[WHAT IS BEING ASKED]
Write the records below out in full, character for character, with no pictures.

.....

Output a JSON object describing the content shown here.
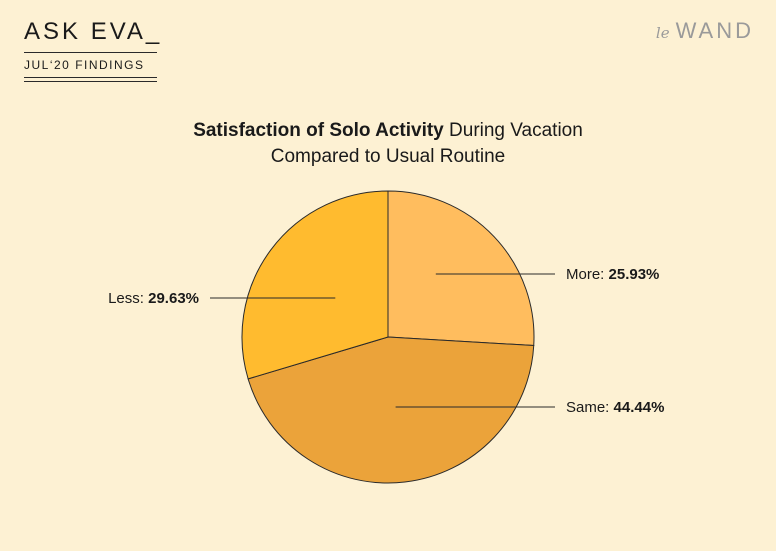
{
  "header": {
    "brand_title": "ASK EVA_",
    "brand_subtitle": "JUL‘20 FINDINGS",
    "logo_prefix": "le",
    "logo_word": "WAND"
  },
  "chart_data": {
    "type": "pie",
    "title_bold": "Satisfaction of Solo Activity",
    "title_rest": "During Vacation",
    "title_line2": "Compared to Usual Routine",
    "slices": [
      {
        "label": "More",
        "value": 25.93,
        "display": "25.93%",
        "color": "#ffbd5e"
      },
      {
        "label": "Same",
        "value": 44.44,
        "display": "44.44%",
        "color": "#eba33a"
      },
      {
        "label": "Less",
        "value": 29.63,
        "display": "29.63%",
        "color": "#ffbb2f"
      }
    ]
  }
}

.....

[RESULT OF THE EXERCISE]
Output a JSON object describing the content shown here.
{
  "header": {
    "brand_title": "ASK EVA_",
    "brand_subtitle": "JUL‘20 FINDINGS",
    "logo_prefix": "le",
    "logo_word": "WAND"
  },
  "chart_data": {
    "type": "pie",
    "title_bold": "Satisfaction of Solo Activity",
    "title_rest": "During Vacation",
    "title_line2": "Compared to Usual Routine",
    "slices": [
      {
        "label": "More",
        "value": 25.93,
        "display": "25.93%",
        "color": "#ffbd5e"
      },
      {
        "label": "Same",
        "value": 44.44,
        "display": "44.44%",
        "color": "#eba33a"
      },
      {
        "label": "Less",
        "value": 29.63,
        "display": "29.63%",
        "color": "#ffbb2f"
      }
    ]
  }
}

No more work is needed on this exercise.